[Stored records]
>>>>

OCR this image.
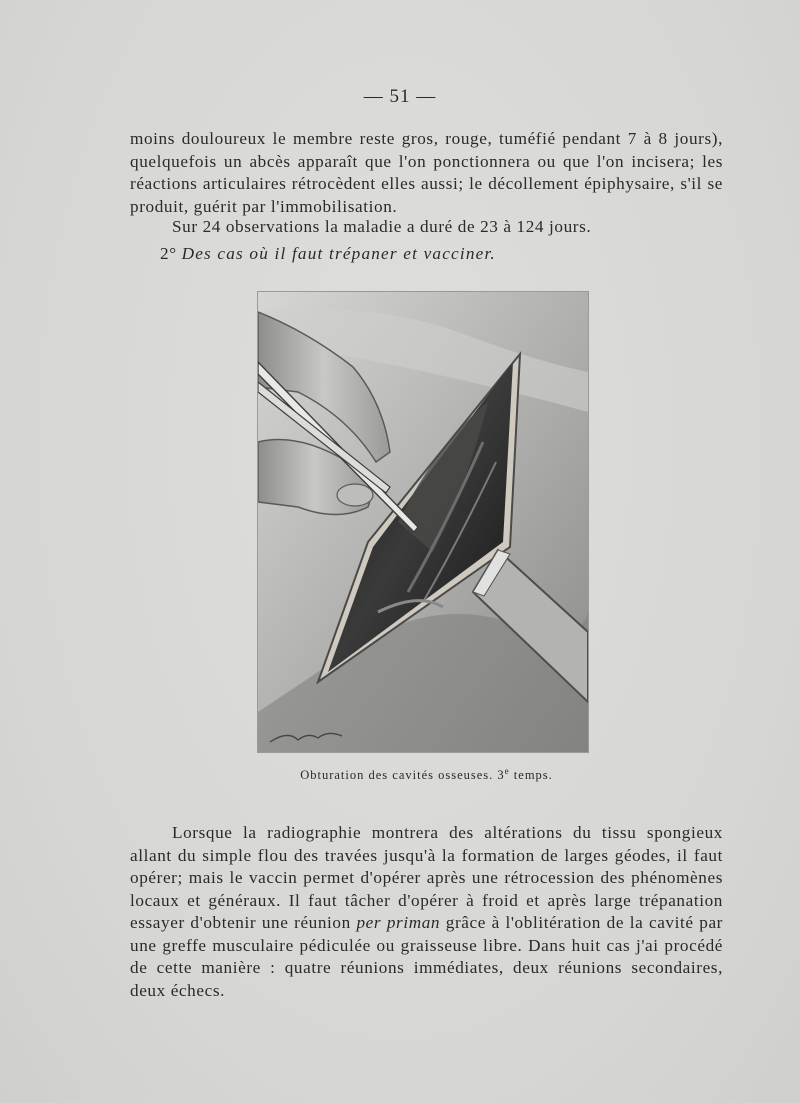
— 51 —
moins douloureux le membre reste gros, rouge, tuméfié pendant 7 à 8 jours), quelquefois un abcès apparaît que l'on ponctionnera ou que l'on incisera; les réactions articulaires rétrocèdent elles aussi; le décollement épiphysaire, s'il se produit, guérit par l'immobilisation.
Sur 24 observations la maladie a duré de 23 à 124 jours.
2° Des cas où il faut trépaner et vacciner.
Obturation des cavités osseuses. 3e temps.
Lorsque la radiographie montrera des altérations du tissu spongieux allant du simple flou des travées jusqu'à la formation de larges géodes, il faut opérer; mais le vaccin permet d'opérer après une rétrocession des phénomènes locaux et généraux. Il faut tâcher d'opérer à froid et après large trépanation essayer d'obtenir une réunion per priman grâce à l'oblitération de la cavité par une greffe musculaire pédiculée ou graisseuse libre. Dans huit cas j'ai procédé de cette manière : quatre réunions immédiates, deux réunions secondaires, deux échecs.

<<<<

§ What to work on
Find the word "jours" and list each line it appears in.

§ Response to the task
moins douloureux le membre reste gros, rouge, tuméfié pendant 7 à 8 jours), quelquefois un abcès apparaît que l'on ponctionnera ou que l'on incisera; les réactions articulaires rétrocèdent elles aussi; le décollement épiphysaire, s'il se produit, guérit par l'immobilisation.
Sur 24 observations la maladie a duré de 23 à 124 jours.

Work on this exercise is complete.